WRITTEN PROBLEM: The entries below should be output exactly as written.

ENTRIES:
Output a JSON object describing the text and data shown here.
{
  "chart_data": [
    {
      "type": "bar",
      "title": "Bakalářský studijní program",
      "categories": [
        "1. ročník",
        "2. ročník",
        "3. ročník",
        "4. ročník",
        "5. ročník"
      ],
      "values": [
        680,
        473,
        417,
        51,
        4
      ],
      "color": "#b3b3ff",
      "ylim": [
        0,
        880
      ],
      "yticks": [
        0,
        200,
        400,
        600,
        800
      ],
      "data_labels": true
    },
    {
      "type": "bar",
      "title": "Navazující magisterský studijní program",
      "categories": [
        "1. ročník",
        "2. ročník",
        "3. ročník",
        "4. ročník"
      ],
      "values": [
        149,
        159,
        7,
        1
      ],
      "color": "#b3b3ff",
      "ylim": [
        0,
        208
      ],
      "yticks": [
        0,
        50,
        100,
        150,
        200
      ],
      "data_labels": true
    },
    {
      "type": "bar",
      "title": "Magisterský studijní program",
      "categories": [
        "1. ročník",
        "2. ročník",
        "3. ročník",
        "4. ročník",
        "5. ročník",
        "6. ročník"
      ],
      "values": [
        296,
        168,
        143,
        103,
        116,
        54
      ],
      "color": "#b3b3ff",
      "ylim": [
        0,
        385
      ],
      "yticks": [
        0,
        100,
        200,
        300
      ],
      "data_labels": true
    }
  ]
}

OUTPUT BELOW:
Output a JSON object describing the text and data shown here.
{
  "chart_data": [
    {
      "type": "bar",
      "title": "Bakalářský studijní program",
      "categories": [
        "1. ročník",
        "2. ročník",
        "3. ročník",
        "4. ročník",
        "5. ročník"
      ],
      "values": [
        680,
        473,
        417,
        51,
        4
      ],
      "color": "#b3b3ff",
      "ylim": [
        0,
        880
      ],
      "yticks": [
        0,
        200,
        400,
        600,
        800
      ],
      "data_labels": true
    },
    {
      "type": "bar",
      "title": "Navazující magisterský studijní program",
      "categories": [
        "1. ročník",
        "2. ročník",
        "3. ročník",
        "4. ročník"
      ],
      "values": [
        149,
        159,
        7,
        1
      ],
      "color": "#b3b3ff",
      "ylim": [
        0,
        208
      ],
      "yticks": [
        0,
        50,
        100,
        150,
        200
      ],
      "data_labels": true
    },
    {
      "type": "bar",
      "title": "Magisterský studijní program",
      "categories": [
        "1. ročník",
        "2. ročník",
        "3. ročník",
        "4. ročník",
        "5. ročník",
        "6. ročník"
      ],
      "values": [
        296,
        168,
        143,
        103,
        116,
        54
      ],
      "color": "#b3b3ff",
      "ylim": [
        0,
        385
      ],
      "yticks": [
        0,
        100,
        200,
        300
      ],
      "data_labels": true
    }
  ]
}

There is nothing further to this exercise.